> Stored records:
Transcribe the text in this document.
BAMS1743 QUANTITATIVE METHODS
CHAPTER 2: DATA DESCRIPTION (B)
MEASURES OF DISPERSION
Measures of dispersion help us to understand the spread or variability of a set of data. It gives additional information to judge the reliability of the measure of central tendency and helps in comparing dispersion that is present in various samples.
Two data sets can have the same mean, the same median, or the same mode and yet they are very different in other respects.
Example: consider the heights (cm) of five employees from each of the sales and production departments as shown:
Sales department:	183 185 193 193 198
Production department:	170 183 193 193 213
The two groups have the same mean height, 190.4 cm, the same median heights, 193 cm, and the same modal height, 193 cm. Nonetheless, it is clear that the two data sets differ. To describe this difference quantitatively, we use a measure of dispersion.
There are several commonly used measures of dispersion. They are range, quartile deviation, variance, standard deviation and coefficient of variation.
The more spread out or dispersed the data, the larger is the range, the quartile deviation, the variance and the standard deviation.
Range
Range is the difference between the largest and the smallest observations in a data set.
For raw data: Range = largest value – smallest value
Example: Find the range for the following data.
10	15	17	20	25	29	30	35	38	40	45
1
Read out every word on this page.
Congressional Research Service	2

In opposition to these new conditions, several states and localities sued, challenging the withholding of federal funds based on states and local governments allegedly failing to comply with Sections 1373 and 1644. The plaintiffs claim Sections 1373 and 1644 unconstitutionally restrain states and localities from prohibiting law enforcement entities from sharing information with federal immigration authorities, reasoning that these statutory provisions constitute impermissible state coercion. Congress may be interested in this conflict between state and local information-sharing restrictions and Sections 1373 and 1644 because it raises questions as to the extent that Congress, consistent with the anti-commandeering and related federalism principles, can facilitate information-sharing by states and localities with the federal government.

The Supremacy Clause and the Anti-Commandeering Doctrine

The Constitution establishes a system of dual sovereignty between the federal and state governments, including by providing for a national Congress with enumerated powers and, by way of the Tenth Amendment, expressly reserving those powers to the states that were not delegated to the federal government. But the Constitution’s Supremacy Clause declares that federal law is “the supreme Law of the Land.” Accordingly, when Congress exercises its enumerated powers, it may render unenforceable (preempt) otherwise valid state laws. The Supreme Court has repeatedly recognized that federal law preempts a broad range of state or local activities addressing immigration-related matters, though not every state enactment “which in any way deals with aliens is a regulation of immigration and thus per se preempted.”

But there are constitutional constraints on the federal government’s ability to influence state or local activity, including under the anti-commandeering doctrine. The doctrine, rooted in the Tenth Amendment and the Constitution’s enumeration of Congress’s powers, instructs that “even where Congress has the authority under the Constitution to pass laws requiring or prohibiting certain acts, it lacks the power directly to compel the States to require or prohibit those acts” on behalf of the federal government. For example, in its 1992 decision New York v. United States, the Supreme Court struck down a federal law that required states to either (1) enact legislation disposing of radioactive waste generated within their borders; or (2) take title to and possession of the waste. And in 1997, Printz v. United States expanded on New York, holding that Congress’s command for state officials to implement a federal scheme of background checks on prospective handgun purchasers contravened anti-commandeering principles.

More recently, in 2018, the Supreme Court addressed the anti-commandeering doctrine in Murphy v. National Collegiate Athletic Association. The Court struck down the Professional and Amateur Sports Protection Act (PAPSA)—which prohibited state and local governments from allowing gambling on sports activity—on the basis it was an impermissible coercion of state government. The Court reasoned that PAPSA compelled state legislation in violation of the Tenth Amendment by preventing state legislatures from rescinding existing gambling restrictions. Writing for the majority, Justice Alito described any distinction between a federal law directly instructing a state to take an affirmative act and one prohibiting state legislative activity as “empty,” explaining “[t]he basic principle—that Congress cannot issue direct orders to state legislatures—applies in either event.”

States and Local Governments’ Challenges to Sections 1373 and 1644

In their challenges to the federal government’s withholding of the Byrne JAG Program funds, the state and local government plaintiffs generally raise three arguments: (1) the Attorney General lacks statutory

> WHAT THIS TASK INVOLVES: Pick out and copy the lines of the entries that hold the string "median".

> SOLUTION FOR THIS TASK:
Two data sets can have the same mean, the same median, or the same mode and yet they are very different in other respects.
The two groups have the same mean height, 190.4 cm, the same median heights, 193 cm, and the same modal height, 193 cm. Nonetheless, it is clear that the two data sets differ. To describe this difference quantitatively, we use a measure of dispersion.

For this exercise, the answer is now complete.